* **Aim**
Show every line in the entries below where the word "value" appears.
══════
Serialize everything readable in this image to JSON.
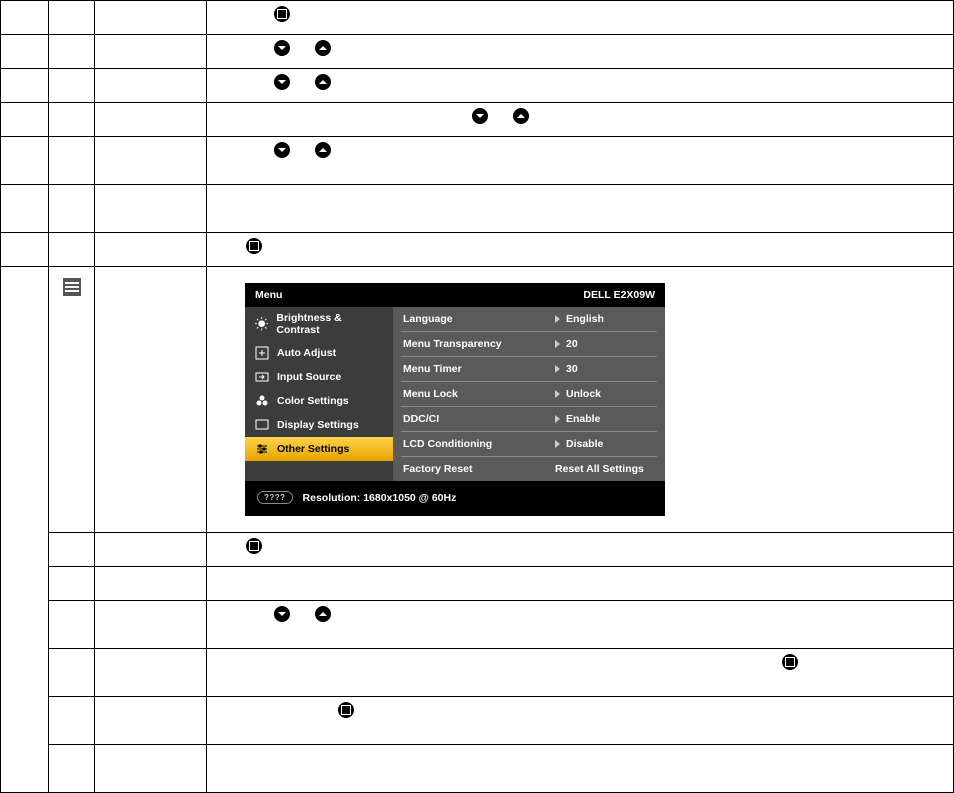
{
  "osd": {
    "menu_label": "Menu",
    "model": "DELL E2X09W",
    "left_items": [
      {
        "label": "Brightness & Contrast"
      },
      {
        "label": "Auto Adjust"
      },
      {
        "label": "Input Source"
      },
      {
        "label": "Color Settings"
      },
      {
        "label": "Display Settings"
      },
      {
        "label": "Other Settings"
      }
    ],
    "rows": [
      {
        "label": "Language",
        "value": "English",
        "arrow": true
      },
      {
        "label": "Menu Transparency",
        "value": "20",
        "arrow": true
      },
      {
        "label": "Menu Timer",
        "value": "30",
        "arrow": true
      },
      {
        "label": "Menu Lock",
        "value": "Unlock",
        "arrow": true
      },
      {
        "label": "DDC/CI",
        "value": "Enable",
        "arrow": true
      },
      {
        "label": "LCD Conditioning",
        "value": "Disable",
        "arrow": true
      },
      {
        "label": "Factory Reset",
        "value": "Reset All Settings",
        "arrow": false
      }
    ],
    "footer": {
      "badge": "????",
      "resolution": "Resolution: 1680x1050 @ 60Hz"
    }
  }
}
══════
* **Answer for the task**
        "value": "English",
        "value": "20",
        "value": "30",
        "value": "Unlock",
        "value": "Enable",
        "value": "Disable",
        "value": "Reset All Settings",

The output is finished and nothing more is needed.